State the number of lines, and only that number, in which the word "Divide" appears.
-- -- --
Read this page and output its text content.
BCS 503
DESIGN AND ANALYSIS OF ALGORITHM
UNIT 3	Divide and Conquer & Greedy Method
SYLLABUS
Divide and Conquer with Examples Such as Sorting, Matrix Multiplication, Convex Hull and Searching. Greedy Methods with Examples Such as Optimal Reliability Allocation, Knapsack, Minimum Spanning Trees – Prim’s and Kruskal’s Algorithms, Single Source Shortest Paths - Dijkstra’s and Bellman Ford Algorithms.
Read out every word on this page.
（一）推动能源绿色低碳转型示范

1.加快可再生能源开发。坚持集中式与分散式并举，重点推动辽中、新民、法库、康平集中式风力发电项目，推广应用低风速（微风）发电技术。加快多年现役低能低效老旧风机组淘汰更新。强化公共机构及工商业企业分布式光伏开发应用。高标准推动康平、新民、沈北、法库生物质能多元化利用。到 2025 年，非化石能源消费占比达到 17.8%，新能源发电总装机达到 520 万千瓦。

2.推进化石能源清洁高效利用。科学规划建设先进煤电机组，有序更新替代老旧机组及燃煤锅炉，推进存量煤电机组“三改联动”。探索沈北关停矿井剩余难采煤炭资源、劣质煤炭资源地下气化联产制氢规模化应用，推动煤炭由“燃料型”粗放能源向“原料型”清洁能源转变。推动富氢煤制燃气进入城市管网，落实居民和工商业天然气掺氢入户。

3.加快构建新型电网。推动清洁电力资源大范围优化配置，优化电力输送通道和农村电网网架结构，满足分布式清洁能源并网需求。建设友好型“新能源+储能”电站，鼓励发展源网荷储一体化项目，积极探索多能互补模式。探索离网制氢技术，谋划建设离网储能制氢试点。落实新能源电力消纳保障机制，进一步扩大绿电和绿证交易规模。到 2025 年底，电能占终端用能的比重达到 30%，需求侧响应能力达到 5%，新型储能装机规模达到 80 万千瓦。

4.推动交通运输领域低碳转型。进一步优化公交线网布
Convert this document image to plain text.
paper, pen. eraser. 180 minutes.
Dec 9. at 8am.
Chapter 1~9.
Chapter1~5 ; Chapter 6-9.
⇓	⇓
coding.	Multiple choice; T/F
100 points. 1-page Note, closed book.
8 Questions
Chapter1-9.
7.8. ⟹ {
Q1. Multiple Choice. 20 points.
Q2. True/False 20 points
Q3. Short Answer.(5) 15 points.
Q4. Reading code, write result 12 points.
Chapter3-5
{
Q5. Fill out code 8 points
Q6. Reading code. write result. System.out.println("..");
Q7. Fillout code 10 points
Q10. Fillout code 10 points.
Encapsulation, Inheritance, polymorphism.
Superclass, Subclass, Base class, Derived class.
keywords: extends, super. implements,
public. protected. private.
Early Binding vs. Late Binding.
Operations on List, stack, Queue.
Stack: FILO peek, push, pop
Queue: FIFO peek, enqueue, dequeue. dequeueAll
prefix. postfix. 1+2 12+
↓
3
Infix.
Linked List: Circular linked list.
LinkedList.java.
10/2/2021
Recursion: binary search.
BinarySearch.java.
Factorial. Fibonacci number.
-- -- --
### Finished answer
2